Below are some records: retype them all exactly, but not the pictures.
____ Available data
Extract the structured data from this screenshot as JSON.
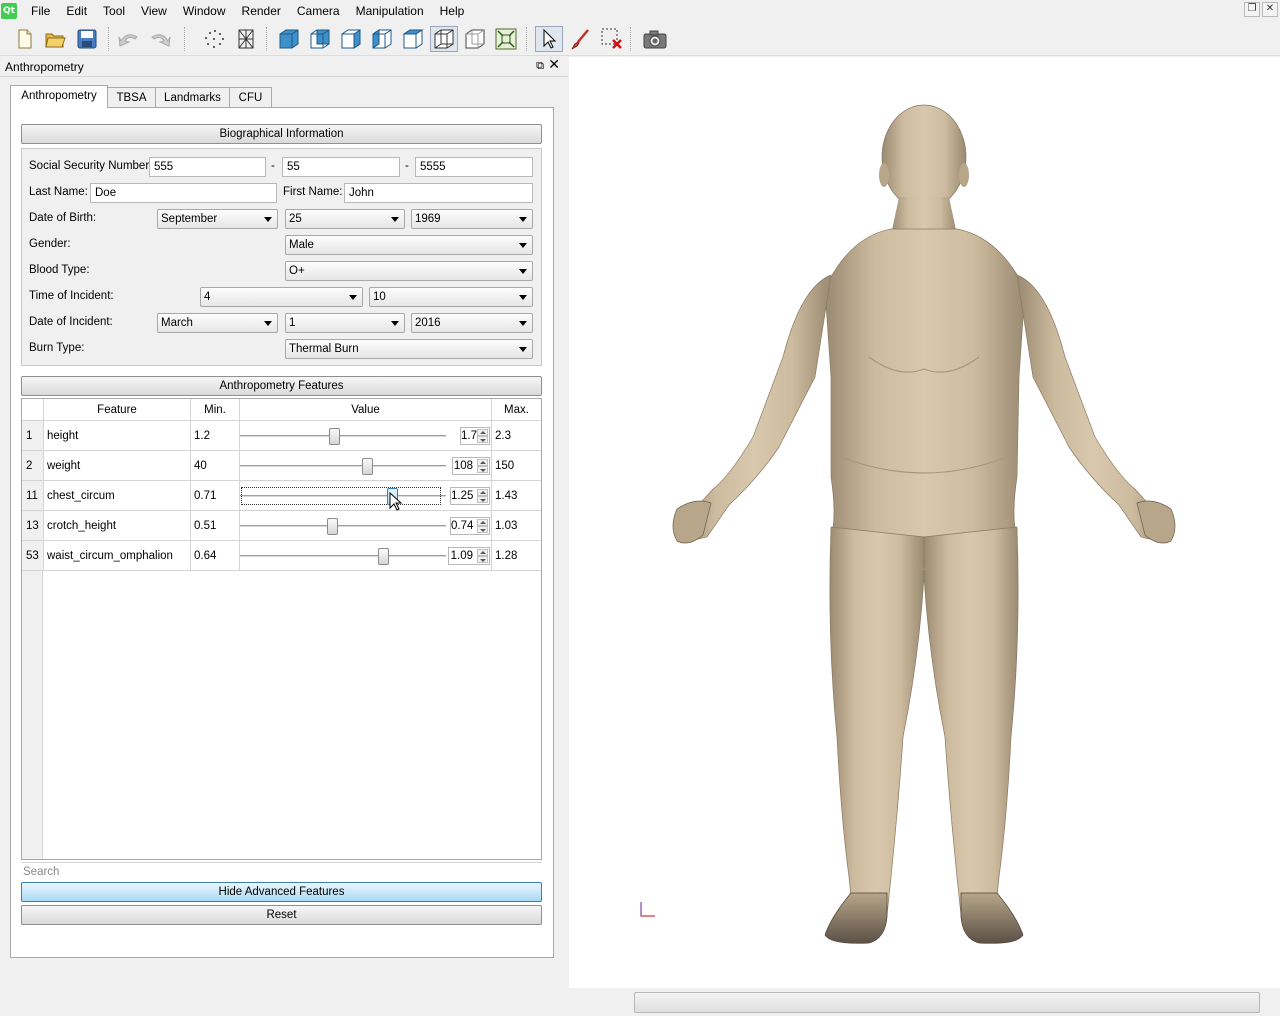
{
  "menu": [
    "File",
    "Edit",
    "Tool",
    "View",
    "Window",
    "Render",
    "Camera",
    "Manipulation",
    "Help"
  ],
  "toolbar_icons": [
    "new-file-icon",
    "open-folder-icon",
    "save-disk-icon",
    "undo-icon",
    "redo-icon",
    "point-cloud-icon",
    "wireframe-mesh-icon",
    "cube-view-front-icon",
    "cube-view-side-icon",
    "cube-view-top-icon",
    "cube-view-left-icon",
    "cube-view-right-icon",
    "cube-view-back-icon",
    "cube-view-iso-icon",
    "fit-view-icon",
    "select-arrow-icon",
    "paint-brush-icon",
    "clear-selection-icon",
    "camera-snapshot-icon"
  ],
  "dock": {
    "title": "Anthropometry"
  },
  "tabs": [
    "Anthropometry",
    "TBSA",
    "Landmarks",
    "CFU"
  ],
  "bio": {
    "header": "Biographical Information",
    "ssn_label": "Social Security Number:",
    "ssn": [
      "555",
      "55",
      "5555"
    ],
    "dash": "-",
    "last_name_label": "Last Name:",
    "last_name": "Doe",
    "first_name_label": "First Name:",
    "first_name": "John",
    "dob_label": "Date of Birth:",
    "dob": [
      "September",
      "25",
      "1969"
    ],
    "gender_label": "Gender:",
    "gender": "Male",
    "blood_label": "Blood Type:",
    "blood": "O+",
    "time_label": "Time of Incident:",
    "time": [
      "4",
      "10"
    ],
    "doi_label": "Date of Incident:",
    "doi": [
      "March",
      "1",
      "2016"
    ],
    "burn_label": "Burn Type:",
    "burn": "Thermal Burn"
  },
  "features": {
    "header": "Anthropometry Features",
    "columns": [
      "Feature",
      "Min.",
      "Value",
      "Max."
    ],
    "rows": [
      {
        "id": "1",
        "name": "height",
        "min": "1.2",
        "value": "1.7",
        "max": "2.3",
        "fraction": 0.45
      },
      {
        "id": "2",
        "name": "weight",
        "min": "40",
        "value": "108",
        "max": "150",
        "fraction": 0.62
      },
      {
        "id": "11",
        "name": "chest_circum",
        "min": "0.71",
        "value": "1.25",
        "max": "1.43",
        "fraction": 0.75
      },
      {
        "id": "13",
        "name": "crotch_height",
        "min": "0.51",
        "value": "0.74",
        "max": "1.03",
        "fraction": 0.44
      },
      {
        "id": "53",
        "name": "waist_circum_omphalion",
        "min": "0.64",
        "value": "1.09",
        "max": "1.28",
        "fraction": 0.7
      }
    ]
  },
  "search": {
    "placeholder": "Search"
  },
  "buttons": {
    "hide": "Hide Advanced Features",
    "reset": "Reset"
  },
  "colors": {
    "body_skin": "#cdbb9f",
    "accent": "#3c7fb1",
    "axis_red": "#d03040",
    "axis_purple": "#8a5cc8"
  }
}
________
Full solution -
Extract the structured data from this screenshot as JSON.
{
  "menu": [
    "File",
    "Edit",
    "Tool",
    "View",
    "Window",
    "Render",
    "Camera",
    "Manipulation",
    "Help"
  ],
  "toolbar_icons": [
    "new-file-icon",
    "open-folder-icon",
    "save-disk-icon",
    "undo-icon",
    "redo-icon",
    "point-cloud-icon",
    "wireframe-mesh-icon",
    "cube-view-front-icon",
    "cube-view-side-icon",
    "cube-view-top-icon",
    "cube-view-left-icon",
    "cube-view-right-icon",
    "cube-view-back-icon",
    "cube-view-iso-icon",
    "fit-view-icon",
    "select-arrow-icon",
    "paint-brush-icon",
    "clear-selection-icon",
    "camera-snapshot-icon"
  ],
  "dock": {
    "title": "Anthropometry"
  },
  "tabs": [
    "Anthropometry",
    "TBSA",
    "Landmarks",
    "CFU"
  ],
  "bio": {
    "header": "Biographical Information",
    "ssn_label": "Social Security Number:",
    "ssn": [
      "555",
      "55",
      "5555"
    ],
    "dash": "-",
    "last_name_label": "Last Name:",
    "last_name": "Doe",
    "first_name_label": "First Name:",
    "first_name": "John",
    "dob_label": "Date of Birth:",
    "dob": [
      "September",
      "25",
      "1969"
    ],
    "gender_label": "Gender:",
    "gender": "Male",
    "blood_label": "Blood Type:",
    "blood": "O+",
    "time_label": "Time of Incident:",
    "time": [
      "4",
      "10"
    ],
    "doi_label": "Date of Incident:",
    "doi": [
      "March",
      "1",
      "2016"
    ],
    "burn_label": "Burn Type:",
    "burn": "Thermal Burn"
  },
  "features": {
    "header": "Anthropometry Features",
    "columns": [
      "Feature",
      "Min.",
      "Value",
      "Max."
    ],
    "rows": [
      {
        "id": "1",
        "name": "height",
        "min": "1.2",
        "value": "1.7",
        "max": "2.3",
        "fraction": 0.45
      },
      {
        "id": "2",
        "name": "weight",
        "min": "40",
        "value": "108",
        "max": "150",
        "fraction": 0.62
      },
      {
        "id": "11",
        "name": "chest_circum",
        "min": "0.71",
        "value": "1.25",
        "max": "1.43",
        "fraction": 0.75
      },
      {
        "id": "13",
        "name": "crotch_height",
        "min": "0.51",
        "value": "0.74",
        "max": "1.03",
        "fraction": 0.44
      },
      {
        "id": "53",
        "name": "waist_circum_omphalion",
        "min": "0.64",
        "value": "1.09",
        "max": "1.28",
        "fraction": 0.7
      }
    ]
  },
  "search": {
    "placeholder": "Search"
  },
  "buttons": {
    "hide": "Hide Advanced Features",
    "reset": "Reset"
  },
  "colors": {
    "body_skin": "#cdbb9f",
    "accent": "#3c7fb1",
    "axis_red": "#d03040",
    "axis_purple": "#8a5cc8"
  }
}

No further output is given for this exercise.